Element box annotations:
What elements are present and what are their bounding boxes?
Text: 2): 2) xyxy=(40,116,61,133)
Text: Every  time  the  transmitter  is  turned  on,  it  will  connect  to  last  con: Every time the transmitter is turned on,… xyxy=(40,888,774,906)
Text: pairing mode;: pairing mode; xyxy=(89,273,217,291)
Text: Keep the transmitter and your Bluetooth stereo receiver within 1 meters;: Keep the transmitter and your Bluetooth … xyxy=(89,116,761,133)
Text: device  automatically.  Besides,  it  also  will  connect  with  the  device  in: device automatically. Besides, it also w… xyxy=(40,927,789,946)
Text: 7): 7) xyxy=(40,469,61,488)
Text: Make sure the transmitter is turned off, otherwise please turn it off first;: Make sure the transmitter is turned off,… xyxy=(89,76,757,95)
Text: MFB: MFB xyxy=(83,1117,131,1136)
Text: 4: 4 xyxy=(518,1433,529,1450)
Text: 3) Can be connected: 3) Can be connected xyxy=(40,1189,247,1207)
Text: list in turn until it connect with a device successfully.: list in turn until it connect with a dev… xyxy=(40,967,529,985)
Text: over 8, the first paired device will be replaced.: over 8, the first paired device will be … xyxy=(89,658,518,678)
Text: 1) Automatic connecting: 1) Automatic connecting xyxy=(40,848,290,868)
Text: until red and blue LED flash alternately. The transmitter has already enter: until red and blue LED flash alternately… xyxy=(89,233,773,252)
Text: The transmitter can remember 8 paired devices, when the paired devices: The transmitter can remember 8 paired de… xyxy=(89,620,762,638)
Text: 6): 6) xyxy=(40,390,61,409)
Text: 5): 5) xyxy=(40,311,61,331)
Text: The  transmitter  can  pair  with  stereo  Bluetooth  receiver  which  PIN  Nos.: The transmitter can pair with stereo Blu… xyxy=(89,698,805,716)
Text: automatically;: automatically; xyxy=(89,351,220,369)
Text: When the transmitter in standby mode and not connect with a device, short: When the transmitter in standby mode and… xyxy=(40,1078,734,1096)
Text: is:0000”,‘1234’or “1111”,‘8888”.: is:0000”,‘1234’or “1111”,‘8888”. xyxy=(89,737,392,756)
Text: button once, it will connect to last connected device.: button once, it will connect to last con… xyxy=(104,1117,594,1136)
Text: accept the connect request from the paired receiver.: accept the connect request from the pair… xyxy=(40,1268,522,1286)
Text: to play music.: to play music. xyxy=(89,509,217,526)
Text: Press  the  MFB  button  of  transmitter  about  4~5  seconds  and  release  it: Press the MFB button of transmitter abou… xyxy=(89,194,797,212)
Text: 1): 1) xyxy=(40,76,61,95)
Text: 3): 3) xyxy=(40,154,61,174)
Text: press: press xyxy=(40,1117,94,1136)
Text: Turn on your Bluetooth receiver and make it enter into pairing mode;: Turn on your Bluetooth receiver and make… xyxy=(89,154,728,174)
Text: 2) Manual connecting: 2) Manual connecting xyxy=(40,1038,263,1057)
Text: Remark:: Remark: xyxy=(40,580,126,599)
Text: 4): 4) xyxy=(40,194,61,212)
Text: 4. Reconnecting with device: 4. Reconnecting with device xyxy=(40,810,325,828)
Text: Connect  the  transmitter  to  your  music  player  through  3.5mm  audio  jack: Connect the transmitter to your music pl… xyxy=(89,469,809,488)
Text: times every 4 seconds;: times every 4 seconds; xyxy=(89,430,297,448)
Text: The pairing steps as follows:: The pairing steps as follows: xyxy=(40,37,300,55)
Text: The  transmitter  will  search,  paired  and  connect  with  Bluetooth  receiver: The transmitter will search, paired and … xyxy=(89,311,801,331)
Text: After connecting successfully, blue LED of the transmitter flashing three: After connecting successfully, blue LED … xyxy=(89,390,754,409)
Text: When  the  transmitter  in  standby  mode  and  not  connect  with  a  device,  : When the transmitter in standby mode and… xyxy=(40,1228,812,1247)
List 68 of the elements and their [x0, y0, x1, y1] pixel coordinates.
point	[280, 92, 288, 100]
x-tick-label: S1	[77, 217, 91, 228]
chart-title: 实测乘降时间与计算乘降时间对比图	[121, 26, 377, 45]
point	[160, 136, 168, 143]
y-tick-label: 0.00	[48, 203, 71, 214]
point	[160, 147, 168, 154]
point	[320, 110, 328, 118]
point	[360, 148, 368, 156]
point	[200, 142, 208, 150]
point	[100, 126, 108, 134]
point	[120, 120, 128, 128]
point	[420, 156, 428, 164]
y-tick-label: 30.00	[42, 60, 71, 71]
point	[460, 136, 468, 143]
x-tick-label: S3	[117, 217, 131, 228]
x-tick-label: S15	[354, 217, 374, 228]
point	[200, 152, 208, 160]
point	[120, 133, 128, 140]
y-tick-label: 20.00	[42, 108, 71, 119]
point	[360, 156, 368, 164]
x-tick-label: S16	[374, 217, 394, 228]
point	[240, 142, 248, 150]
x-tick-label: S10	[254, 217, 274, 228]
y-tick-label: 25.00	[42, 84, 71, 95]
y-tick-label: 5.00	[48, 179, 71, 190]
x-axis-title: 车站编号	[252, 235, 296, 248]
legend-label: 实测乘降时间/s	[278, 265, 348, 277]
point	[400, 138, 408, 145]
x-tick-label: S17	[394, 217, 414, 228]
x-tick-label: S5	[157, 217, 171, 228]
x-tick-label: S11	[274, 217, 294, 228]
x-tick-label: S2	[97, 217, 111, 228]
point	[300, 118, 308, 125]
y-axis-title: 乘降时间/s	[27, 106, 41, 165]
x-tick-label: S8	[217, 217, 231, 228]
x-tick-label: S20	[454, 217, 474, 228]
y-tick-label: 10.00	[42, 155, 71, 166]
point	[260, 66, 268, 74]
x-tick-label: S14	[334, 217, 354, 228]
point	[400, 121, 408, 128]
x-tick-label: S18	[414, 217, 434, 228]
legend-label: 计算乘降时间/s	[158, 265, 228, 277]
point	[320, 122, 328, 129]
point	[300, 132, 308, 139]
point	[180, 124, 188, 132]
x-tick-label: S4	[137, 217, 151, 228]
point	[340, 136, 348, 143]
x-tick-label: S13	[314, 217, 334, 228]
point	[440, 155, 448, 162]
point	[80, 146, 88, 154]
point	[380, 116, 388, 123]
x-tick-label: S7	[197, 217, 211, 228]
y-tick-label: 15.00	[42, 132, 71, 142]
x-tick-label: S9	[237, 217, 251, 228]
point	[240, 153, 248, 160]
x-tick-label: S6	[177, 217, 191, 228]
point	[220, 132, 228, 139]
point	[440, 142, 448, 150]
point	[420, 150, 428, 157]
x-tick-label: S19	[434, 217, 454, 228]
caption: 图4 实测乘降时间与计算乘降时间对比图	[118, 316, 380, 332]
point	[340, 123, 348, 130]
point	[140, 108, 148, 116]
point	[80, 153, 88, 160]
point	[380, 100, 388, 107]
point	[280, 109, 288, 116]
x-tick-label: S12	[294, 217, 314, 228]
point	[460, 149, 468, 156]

WHAT THE EXERCISE ASKS: Can you put the lines of the records into a numbered list, starting at the very first line and stopping after the line that contains "Text: 7): 7) xyxy=(40,469,61,488)", with blank lines left out?

THE REPLY:
1. What elements are present and what are their bounding boxes?
2. Text: 2): 2) xyxy=(40,116,61,133)
3. Text: Every  time  the  transmitter  is  turned  on,  it  will  connect  to  last  con: Every time the transmitter is turned on,… xyxy=(40,888,774,906)
4. Text: pairing mode;: pairing mode; xyxy=(89,273,217,291)
5. Text: Keep the transmitter and your Bluetooth stereo receiver within 1 meters;: Keep the transmitter and your Bluetooth … xyxy=(89,116,761,133)
6. Text: device  automatically.  Besides,  it  also  will  connect  with  the  device  in: device automatically. Besides, it also w… xyxy=(40,927,789,946)
7. Text: 7): 7) xyxy=(40,469,61,488)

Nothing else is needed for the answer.